*** DATASET ENTRIES
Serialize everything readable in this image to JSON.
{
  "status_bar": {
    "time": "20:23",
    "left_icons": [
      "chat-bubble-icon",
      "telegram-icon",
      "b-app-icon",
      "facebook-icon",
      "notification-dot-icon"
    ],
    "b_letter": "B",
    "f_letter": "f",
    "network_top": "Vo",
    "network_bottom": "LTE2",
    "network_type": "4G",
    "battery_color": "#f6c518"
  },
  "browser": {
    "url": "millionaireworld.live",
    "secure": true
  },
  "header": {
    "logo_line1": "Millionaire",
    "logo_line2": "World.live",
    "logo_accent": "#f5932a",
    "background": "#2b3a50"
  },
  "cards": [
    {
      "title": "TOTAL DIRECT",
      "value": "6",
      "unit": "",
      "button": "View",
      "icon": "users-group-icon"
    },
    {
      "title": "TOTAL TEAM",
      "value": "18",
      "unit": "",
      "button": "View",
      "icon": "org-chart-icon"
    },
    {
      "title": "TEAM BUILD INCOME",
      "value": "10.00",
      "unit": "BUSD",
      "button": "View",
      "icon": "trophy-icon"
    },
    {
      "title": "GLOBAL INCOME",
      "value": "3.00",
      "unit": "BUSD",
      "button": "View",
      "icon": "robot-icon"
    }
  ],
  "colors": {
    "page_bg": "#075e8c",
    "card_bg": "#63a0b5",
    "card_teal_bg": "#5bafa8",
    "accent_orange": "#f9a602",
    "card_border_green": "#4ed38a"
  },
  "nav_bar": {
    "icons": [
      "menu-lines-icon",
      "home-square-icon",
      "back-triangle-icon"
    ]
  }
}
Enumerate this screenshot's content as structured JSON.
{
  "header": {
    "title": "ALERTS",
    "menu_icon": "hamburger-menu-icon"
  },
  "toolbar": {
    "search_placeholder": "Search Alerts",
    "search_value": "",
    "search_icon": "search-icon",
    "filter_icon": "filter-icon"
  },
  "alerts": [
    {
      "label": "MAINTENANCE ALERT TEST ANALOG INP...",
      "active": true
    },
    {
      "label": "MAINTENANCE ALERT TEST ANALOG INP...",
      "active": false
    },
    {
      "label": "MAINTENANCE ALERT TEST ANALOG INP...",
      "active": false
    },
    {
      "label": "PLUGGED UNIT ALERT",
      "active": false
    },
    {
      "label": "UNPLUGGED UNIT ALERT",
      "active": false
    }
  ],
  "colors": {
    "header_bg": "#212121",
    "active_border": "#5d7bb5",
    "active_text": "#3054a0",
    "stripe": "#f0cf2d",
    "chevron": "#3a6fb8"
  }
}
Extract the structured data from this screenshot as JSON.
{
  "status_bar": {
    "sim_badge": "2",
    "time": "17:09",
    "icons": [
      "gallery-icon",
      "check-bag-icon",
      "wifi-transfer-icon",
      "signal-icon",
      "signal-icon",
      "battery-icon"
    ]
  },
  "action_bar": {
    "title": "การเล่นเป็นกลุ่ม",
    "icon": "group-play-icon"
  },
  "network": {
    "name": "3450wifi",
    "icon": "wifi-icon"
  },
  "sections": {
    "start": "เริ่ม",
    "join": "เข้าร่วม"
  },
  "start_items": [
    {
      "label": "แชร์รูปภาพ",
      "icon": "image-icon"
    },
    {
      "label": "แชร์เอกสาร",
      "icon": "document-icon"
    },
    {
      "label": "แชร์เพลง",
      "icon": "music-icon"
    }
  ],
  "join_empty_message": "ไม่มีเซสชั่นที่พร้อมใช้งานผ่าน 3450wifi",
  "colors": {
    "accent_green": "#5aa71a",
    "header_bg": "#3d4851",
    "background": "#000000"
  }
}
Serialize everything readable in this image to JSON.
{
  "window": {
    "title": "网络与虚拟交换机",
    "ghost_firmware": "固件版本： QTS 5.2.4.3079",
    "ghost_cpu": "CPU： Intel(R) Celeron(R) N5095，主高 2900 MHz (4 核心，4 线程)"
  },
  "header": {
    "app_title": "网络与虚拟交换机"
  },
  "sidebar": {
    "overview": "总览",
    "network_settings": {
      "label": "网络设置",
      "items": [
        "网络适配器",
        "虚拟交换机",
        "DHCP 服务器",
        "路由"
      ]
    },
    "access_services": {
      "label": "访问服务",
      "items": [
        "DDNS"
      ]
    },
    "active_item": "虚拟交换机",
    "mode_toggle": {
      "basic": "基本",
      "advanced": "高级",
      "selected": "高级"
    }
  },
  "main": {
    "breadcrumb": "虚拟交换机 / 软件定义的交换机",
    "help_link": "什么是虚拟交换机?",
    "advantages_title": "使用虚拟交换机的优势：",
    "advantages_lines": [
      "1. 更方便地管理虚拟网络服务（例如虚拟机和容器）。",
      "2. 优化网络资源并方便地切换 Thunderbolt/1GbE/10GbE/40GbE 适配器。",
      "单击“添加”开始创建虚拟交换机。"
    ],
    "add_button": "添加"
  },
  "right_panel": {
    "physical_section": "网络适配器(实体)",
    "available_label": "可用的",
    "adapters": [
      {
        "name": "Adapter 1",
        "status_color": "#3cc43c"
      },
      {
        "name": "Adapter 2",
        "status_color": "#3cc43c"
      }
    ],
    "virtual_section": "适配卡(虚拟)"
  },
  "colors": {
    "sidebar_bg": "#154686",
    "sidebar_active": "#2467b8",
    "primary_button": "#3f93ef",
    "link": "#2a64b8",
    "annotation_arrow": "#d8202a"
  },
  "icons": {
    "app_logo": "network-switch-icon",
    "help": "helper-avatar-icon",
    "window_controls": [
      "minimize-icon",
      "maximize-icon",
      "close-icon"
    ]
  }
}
******
# EXERCISE AIM
Of the lines in the material, how many contain the word "TOTAL"? Reply with the number and nothing else.

# SOLUTION FOR THIS EXERCISE
2